Dataset entries —
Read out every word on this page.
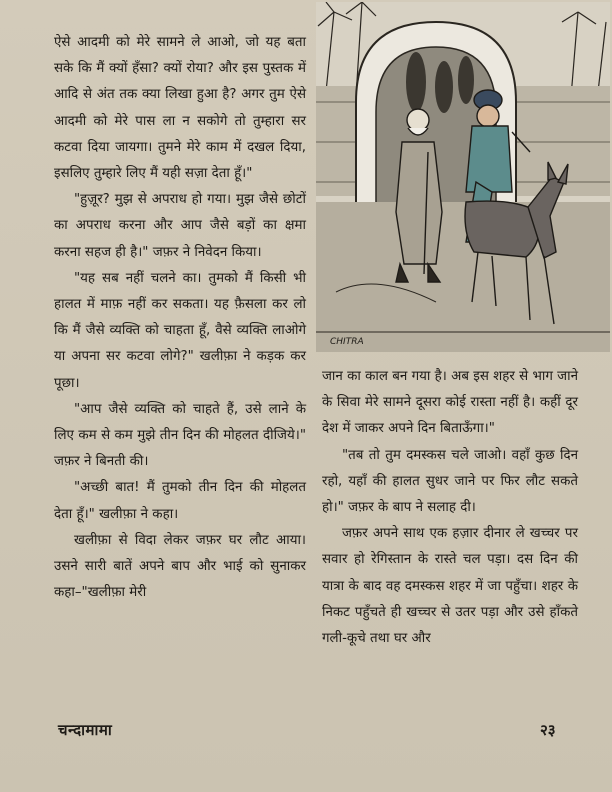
ऐसे आदमी को मेरे सामने ले आओ, जो यह बता सके कि मैं क्यों हँसा? क्यों रोया? और इस पुस्तक में आदि से अंत तक क्या लिखा हुआ है? अगर तुम ऐसे आदमी को मेरे पास ला न सकोगे तो तुम्हारा सर कटवा दिया जायगा। तुमने मेरे काम में दखल दिया, इसलिए तुम्हारे लिए मैं यही सज़ा देता हूँ।"

"हुज़ूर? मुझ से अपराध हो गया। मुझ जैसे छोटों का अपराध करना और आप जैसे बड़ों का क्षमा करना सहज ही है।" जफ़र ने निवेदन किया।

"यह सब नहीं चलने का। तुमको मैं किसी भी हालत में माफ़ नहीं कर सकता। यह फ़ैसला कर लो कि मैं जैसे व्यक्ति को चाहता हूँ, वैसे व्यक्ति लाओगे या अपना सर कटवा लोगे?" खलीफ़ा ने कड़क कर पूछा।

"आप जैसे व्यक्ति को चाहते हैं, उसे लाने के लिए कम से कम मुझे तीन दिन की मोहलत दीजिये।" जफ़र ने बिनती की।

"अच्छी बात! मैं तुमको तीन दिन की मोहलत देता हूँ।" खलीफ़ा ने कहा।

खलीफ़ा से विदा लेकर जफ़र घर लौट आया। उसने सारी बातें अपने बाप और भाई को सुनाकर कहा–"खलीफ़ा मेरी

CHITRA

जान का काल बन गया है। अब इस शहर से भाग जाने के सिवा मेरे सामने दूसरा कोई रास्ता नहीं है। कहीं दूर देश में जाकर अपने दिन बिताऊँगा।"

"तब तो तुम दमस्कस चले जाओ। वहाँ कुछ दिन रहो, यहाँ की हालत सुधर जाने पर फिर लौट सकते हो।" जफ़र के बाप ने सलाह दी।

जफ़र अपने साथ एक हज़ार दीनार ले खच्चर पर सवार हो रेगिस्तान के रास्ते चल पड़ा। दस दिन की यात्रा के बाद वह दमस्कस शहर में जा पहुँचा। शहर के निकट पहुँचते ही खच्चर से उतर पड़ा और उसे हाँकते गली-कूचे तथा घर और

चन्दामामा	२३
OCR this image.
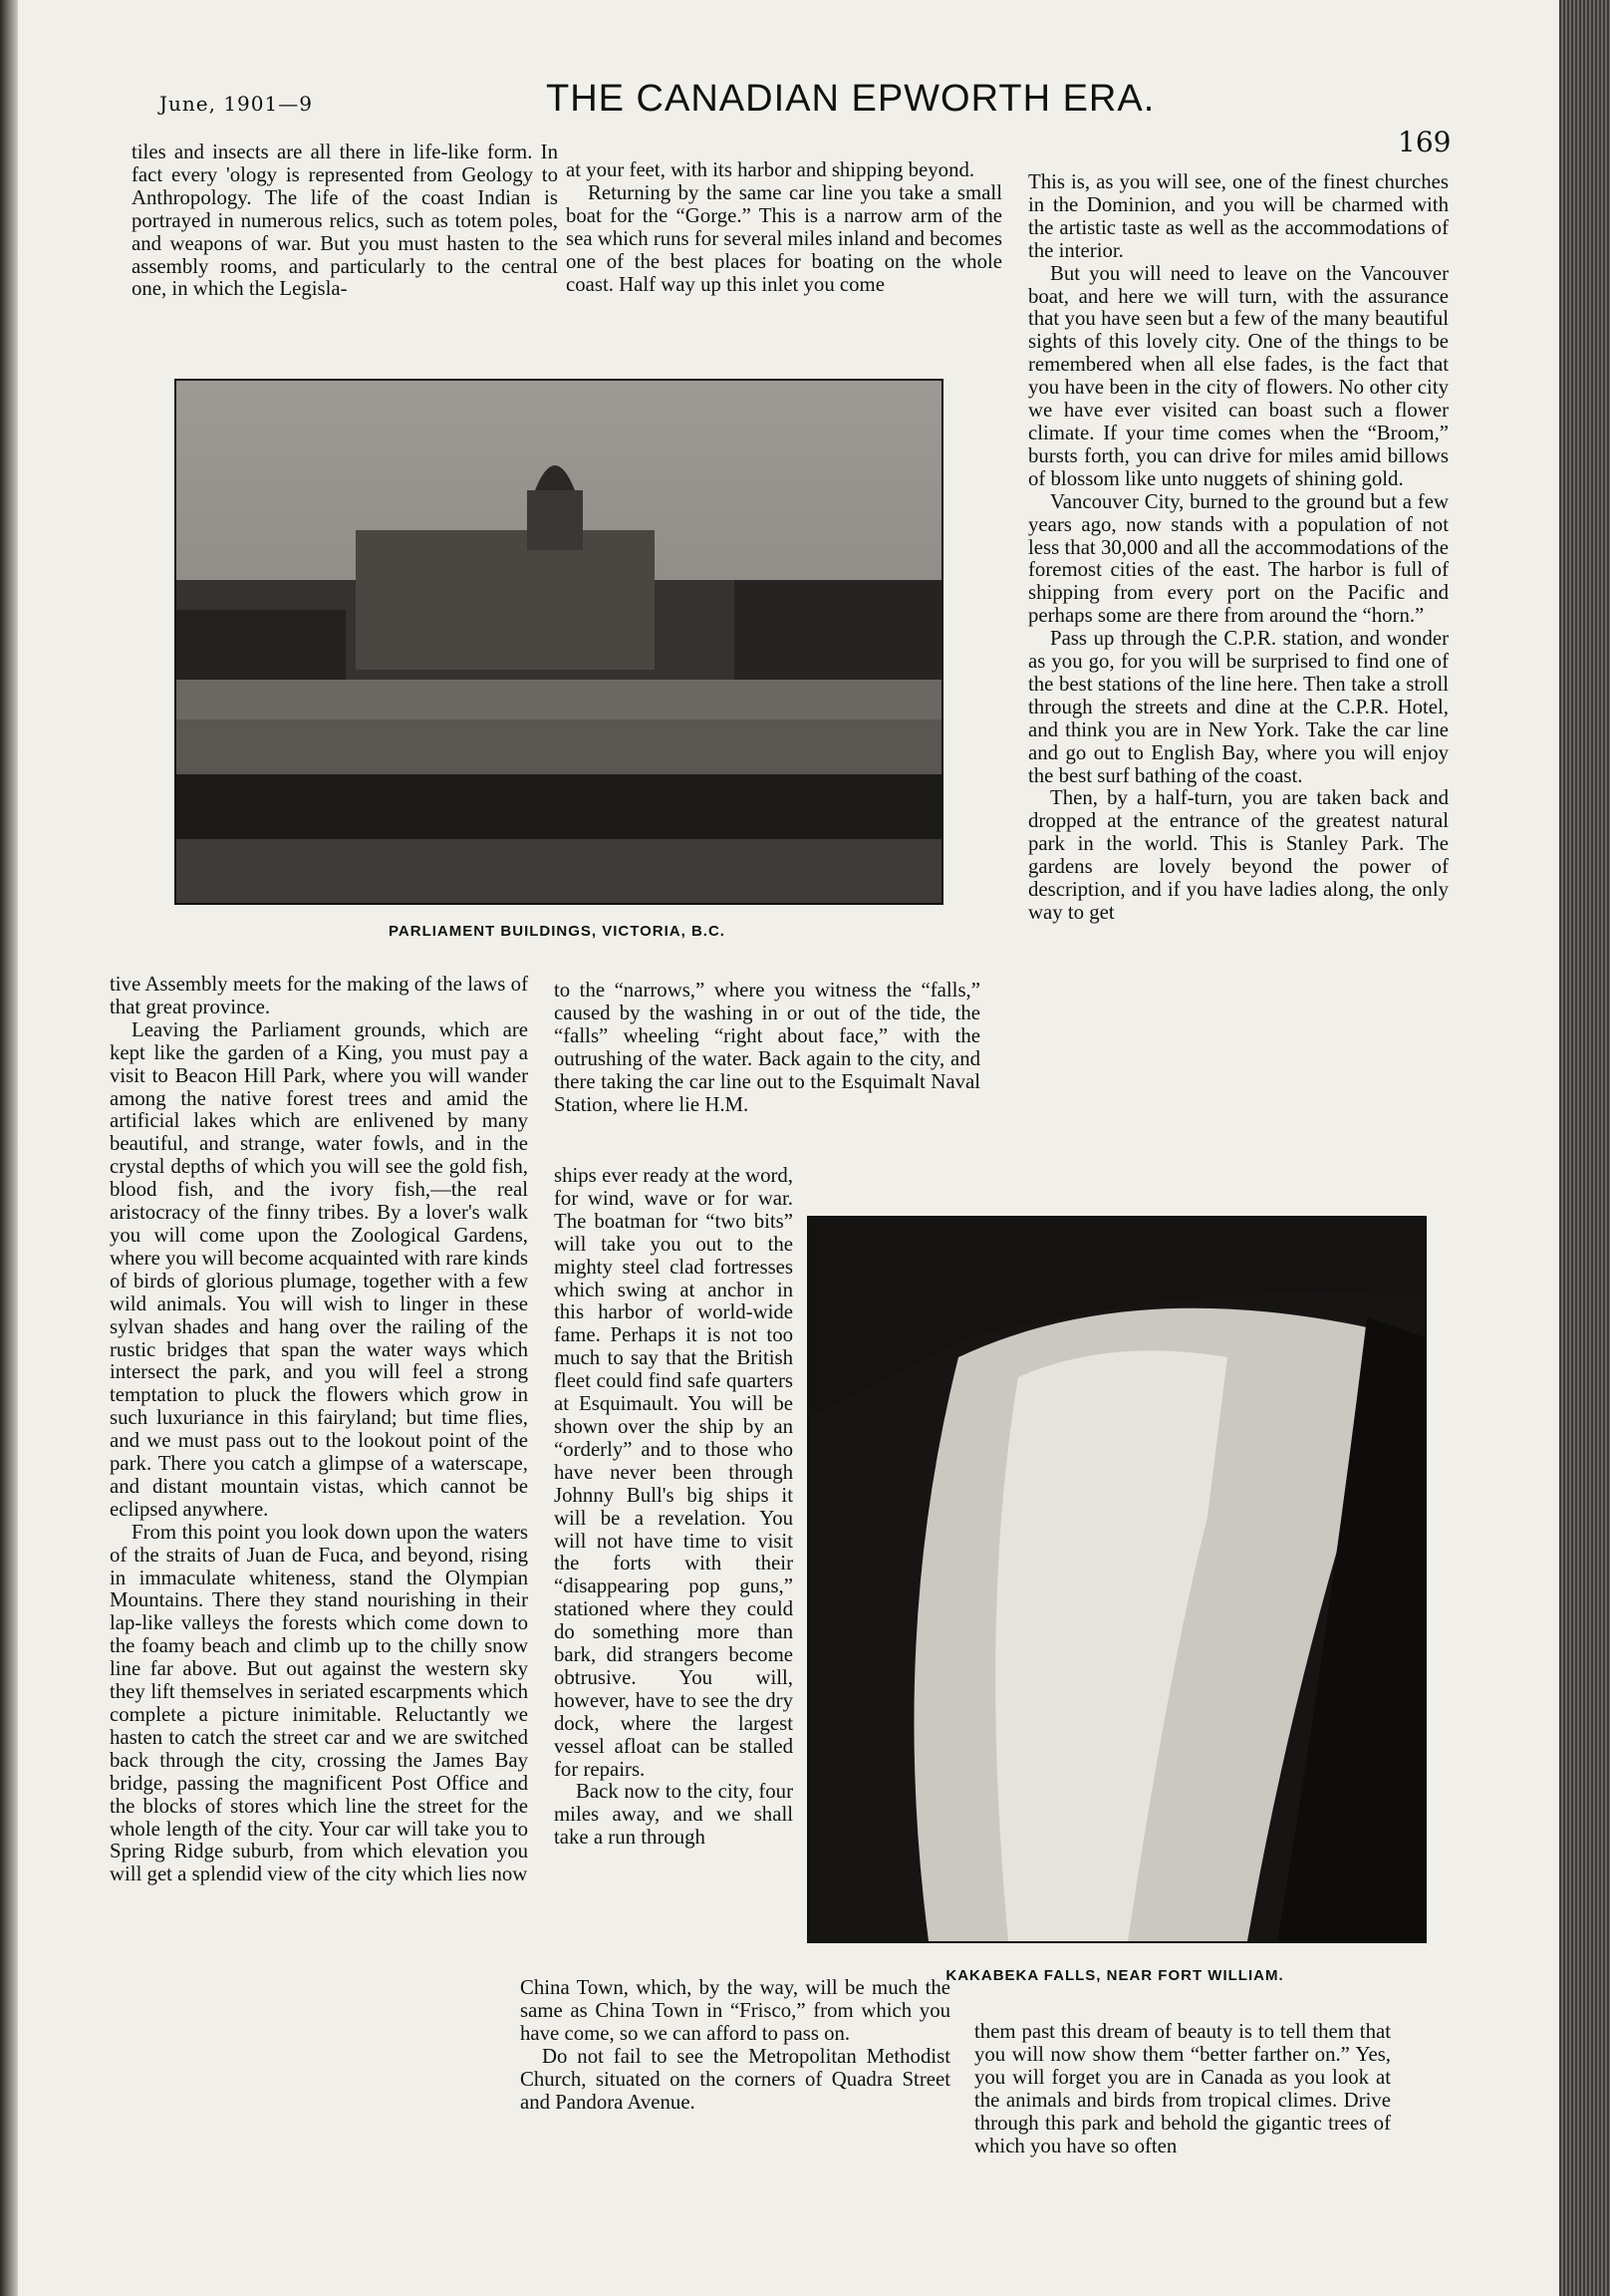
June, 1901—9	THE CANADIAN EPWORTH ERA.
169

tiles and insects are all there in life-like form. In fact every 'ology is represented from Geology to Anthropology. The life of the coast Indian is portrayed in numerous relics, such as totem poles, and weapons of war. But you must hasten to the assembly rooms, and particularly to the central one, in which the Legisla-

at your feet, with its harbor and shipping beyond.

Returning by the same car line you take a small boat for the “Gorge.” This is a narrow arm of the sea which runs for several miles inland and becomes one of the best places for boating on the whole coast. Half way up this inlet you come

This is, as you will see, one of the finest churches in the Dominion, and you will be charmed with the artistic taste as well as the accommodations of the interior.

But you will need to leave on the Vancouver boat, and here we will turn, with the assurance that you have seen but a few of the many beautiful sights of this lovely city. One of the things to be remembered when all else fades, is the fact that you have been in the city of flowers. No other city we have ever visited can boast such a flower climate. If your time comes when the “Broom,” bursts forth, you can drive for miles amid billows of blossom like unto nuggets of shining gold.

Vancouver City, burned to the ground but a few years ago, now stands with a population of not less that 30,000 and all the accommodations of the foremost cities of the east. The harbor is full of shipping from every port on the Pacific and perhaps some are there from around the “horn.”

Pass up through the C.P.R. station, and wonder as you go, for you will be surprised to find one of the best stations of the line here. Then take a stroll through the streets and dine at the C.P.R. Hotel, and think you are in New York. Take the car line and go out to English Bay, where you will enjoy the best surf bathing of the coast.

Then, by a half-turn, you are taken back and dropped at the entrance of the greatest natural park in the world. This is Stanley Park. The gardens are lovely beyond the power of description, and if you have ladies along, the only way to get

PARLIAMENT BUILDINGS, VICTORIA, B.C.

tive Assembly meets for the making of the laws of that great province.

Leaving the Parliament grounds, which are kept like the garden of a King, you must pay a visit to Beacon Hill Park, where you will wander among the native forest trees and amid the artificial lakes which are enlivened by many beautiful, and strange, water fowls, and in the crystal depths of which you will see the gold fish, blood fish, and the ivory fish,—the real aristocracy of the finny tribes. By a lover's walk you will come upon the Zoological Gardens, where you will become acquainted with rare kinds of birds of glorious plumage, together with a few wild animals. You will wish to linger in these sylvan shades and hang over the railing of the rustic bridges that span the water ways which intersect the park, and you will feel a strong temptation to pluck the flowers which grow in such luxuriance in this fairyland; but time flies, and we must pass out to the lookout point of the park. There you catch a glimpse of a waterscape, and distant mountain vistas, which cannot be eclipsed anywhere.

From this point you look down upon the waters of the straits of Juan de Fuca, and beyond, rising in immaculate whiteness, stand the Olympian Mountains. There they stand nourishing in their lap-like valleys the forests which come down to the foamy beach and climb up to the chilly snow line far above. But out against the western sky they lift themselves in seriated escarpments which complete a picture inimitable. Reluctantly we hasten to catch the street car and we are switched back through the city, crossing the James Bay bridge, passing the magnificent Post Office and the blocks of stores which line the street for the whole length of the city. Your car will take you to Spring Ridge suburb, from which elevation you will get a splendid view of the city which lies now

to the “narrows,” where you witness the “falls,” caused by the washing in or out of the tide, the “falls” wheeling “right about face,” with the outrushing of the water. Back again to the city, and there taking the car line out to the Esquimalt Naval Station, where lie H.M.

ships ever ready at the word, for wind, wave or for war. The boatman for “two bits” will take you out to the mighty steel clad fortresses which swing at anchor in this harbor of world-wide fame. Perhaps it is not too much to say that the British fleet could find safe quarters at Esquimault. You will be shown over the ship by an “orderly” and to those who have never been through Johnny Bull's big ships it will be a revelation. You will not have time to visit the forts with their “disappearing pop guns,” stationed where they could do something more than bark, did strangers become obtrusive. You will, however, have to see the dry dock, where the largest vessel afloat can be stalled for repairs.

Back now to the city, four miles away, and we shall take a run through

KAKABEKA FALLS, NEAR FORT WILLIAM.

China Town, which, by the way, will be much the same as China Town in “Frisco,” from which you have come, so we can afford to pass on.

Do not fail to see the Metropolitan Methodist Church, situated on the corners of Quadra Street and Pandora Avenue.

them past this dream of beauty is to tell them that you will now show them “better farther on.” Yes, you will forget you are in Canada as you look at the animals and birds from tropical climes. Drive through this park and behold the gigantic trees of which you have so often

PROMPT — From the data above, copy each line that holds "accommodations".

FINAL RESULT —
This is, as you will see, one of the finest churches in the Dominion, and you will be charmed with the artistic taste as well as the accommodations of the interior.
Vancouver City, burned to the ground but a few years ago, now stands with a population of not less that 30,000 and all the accommodations of the foremost cities of the east. The harbor is full of shipping from every port on the Pacific and perhaps some are there from around the “horn.”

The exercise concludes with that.